Task to complete
Output every line below exactly.

=== Supplied data ===

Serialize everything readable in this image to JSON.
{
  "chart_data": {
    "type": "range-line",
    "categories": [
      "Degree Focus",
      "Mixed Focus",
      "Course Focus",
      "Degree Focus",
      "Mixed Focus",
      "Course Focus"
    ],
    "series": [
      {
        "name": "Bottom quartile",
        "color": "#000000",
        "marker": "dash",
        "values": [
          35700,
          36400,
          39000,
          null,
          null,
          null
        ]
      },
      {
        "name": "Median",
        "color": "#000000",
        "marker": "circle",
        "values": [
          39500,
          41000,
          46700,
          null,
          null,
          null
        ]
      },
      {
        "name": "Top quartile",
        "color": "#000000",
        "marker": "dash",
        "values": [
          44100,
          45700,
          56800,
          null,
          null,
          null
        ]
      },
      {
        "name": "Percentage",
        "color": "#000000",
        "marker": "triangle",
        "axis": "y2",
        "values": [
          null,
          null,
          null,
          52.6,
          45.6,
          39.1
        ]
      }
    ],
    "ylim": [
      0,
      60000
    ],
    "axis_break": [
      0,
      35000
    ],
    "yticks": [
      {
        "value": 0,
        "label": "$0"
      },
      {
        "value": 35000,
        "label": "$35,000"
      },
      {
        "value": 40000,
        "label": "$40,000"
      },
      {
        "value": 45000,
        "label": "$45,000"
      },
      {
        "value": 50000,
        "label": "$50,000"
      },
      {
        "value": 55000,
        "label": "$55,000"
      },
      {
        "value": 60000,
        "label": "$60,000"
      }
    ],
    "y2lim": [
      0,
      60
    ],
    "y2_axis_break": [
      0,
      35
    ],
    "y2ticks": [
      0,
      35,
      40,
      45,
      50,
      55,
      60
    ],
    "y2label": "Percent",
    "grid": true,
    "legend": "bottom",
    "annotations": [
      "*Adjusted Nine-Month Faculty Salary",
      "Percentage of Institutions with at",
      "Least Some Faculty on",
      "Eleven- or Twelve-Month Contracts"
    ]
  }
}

===

Task answer
Serialize everything readable in this image to JSON.
{
  "chart_data": {
    "type": "range-line",
    "categories": [
      "Degree Focus",
      "Mixed Focus",
      "Course Focus",
      "Degree Focus",
      "Mixed Focus",
      "Course Focus"
    ],
    "series": [
      {
        "name": "Bottom quartile",
        "color": "#000000",
        "marker": "dash",
        "values": [
          35700,
          36400,
          39000,
          null,
          null,
          null
        ]
      },
      {
        "name": "Median",
        "color": "#000000",
        "marker": "circle",
        "values": [
          39500,
          41000,
          46700,
          null,
          null,
          null
        ]
      },
      {
        "name": "Top quartile",
        "color": "#000000",
        "marker": "dash",
        "values": [
          44100,
          45700,
          56800,
          null,
          null,
          null
        ]
      },
      {
        "name": "Percentage",
        "color": "#000000",
        "marker": "triangle",
        "axis": "y2",
        "values": [
          null,
          null,
          null,
          52.6,
          45.6,
          39.1
        ]
      }
    ],
    "ylim": [
      0,
      60000
    ],
    "axis_break": [
      0,
      35000
    ],
    "yticks": [
      {
        "value": 0,
        "label": "$0"
      },
      {
        "value": 35000,
        "label": "$35,000"
      },
      {
        "value": 40000,
        "label": "$40,000"
      },
      {
        "value": 45000,
        "label": "$45,000"
      },
      {
        "value": 50000,
        "label": "$50,000"
      },
      {
        "value": 55000,
        "label": "$55,000"
      },
      {
        "value": 60000,
        "label": "$60,000"
      }
    ],
    "y2lim": [
      0,
      60
    ],
    "y2_axis_break": [
      0,
      35
    ],
    "y2ticks": [
      0,
      35,
      40,
      45,
      50,
      55,
      60
    ],
    "y2label": "Percent",
    "grid": true,
    "legend": "bottom",
    "annotations": [
      "*Adjusted Nine-Month Faculty Salary",
      "Percentage of Institutions with at",
      "Least Some Faculty on",
      "Eleven- or Twelve-Month Contracts"
    ]
  }
}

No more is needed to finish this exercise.